# [RECORD LIST]
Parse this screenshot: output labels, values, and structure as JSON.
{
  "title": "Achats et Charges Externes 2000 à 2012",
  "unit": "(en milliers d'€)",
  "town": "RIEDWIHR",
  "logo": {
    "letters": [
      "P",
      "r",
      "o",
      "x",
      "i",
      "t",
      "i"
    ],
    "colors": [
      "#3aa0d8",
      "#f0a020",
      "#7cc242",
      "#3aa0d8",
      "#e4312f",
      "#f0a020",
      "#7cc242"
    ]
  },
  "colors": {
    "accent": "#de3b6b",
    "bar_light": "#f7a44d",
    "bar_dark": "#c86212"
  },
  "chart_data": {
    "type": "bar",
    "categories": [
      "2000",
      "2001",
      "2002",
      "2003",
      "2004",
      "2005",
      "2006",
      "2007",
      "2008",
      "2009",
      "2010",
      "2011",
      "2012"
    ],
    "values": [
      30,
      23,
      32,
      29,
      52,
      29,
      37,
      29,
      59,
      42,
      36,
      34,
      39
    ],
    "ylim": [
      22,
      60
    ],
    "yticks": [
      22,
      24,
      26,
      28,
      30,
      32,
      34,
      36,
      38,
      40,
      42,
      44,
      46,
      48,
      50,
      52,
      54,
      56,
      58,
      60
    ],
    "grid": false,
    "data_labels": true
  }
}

# [TASK REQUIREMENTS]
Using the data above, reproduce every line exactly.

# [SOLVED PROBLEM]
Parse this screenshot: output labels, values, and structure as JSON.
{
  "title": "Achats et Charges Externes 2000 à 2012",
  "unit": "(en milliers d'€)",
  "town": "RIEDWIHR",
  "logo": {
    "letters": [
      "P",
      "r",
      "o",
      "x",
      "i",
      "t",
      "i"
    ],
    "colors": [
      "#3aa0d8",
      "#f0a020",
      "#7cc242",
      "#3aa0d8",
      "#e4312f",
      "#f0a020",
      "#7cc242"
    ]
  },
  "colors": {
    "accent": "#de3b6b",
    "bar_light": "#f7a44d",
    "bar_dark": "#c86212"
  },
  "chart_data": {
    "type": "bar",
    "categories": [
      "2000",
      "2001",
      "2002",
      "2003",
      "2004",
      "2005",
      "2006",
      "2007",
      "2008",
      "2009",
      "2010",
      "2011",
      "2012"
    ],
    "values": [
      30,
      23,
      32,
      29,
      52,
      29,
      37,
      29,
      59,
      42,
      36,
      34,
      39
    ],
    "ylim": [
      22,
      60
    ],
    "yticks": [
      22,
      24,
      26,
      28,
      30,
      32,
      34,
      36,
      38,
      40,
      42,
      44,
      46,
      48,
      50,
      52,
      54,
      56,
      58,
      60
    ],
    "grid": false,
    "data_labels": true
  }
}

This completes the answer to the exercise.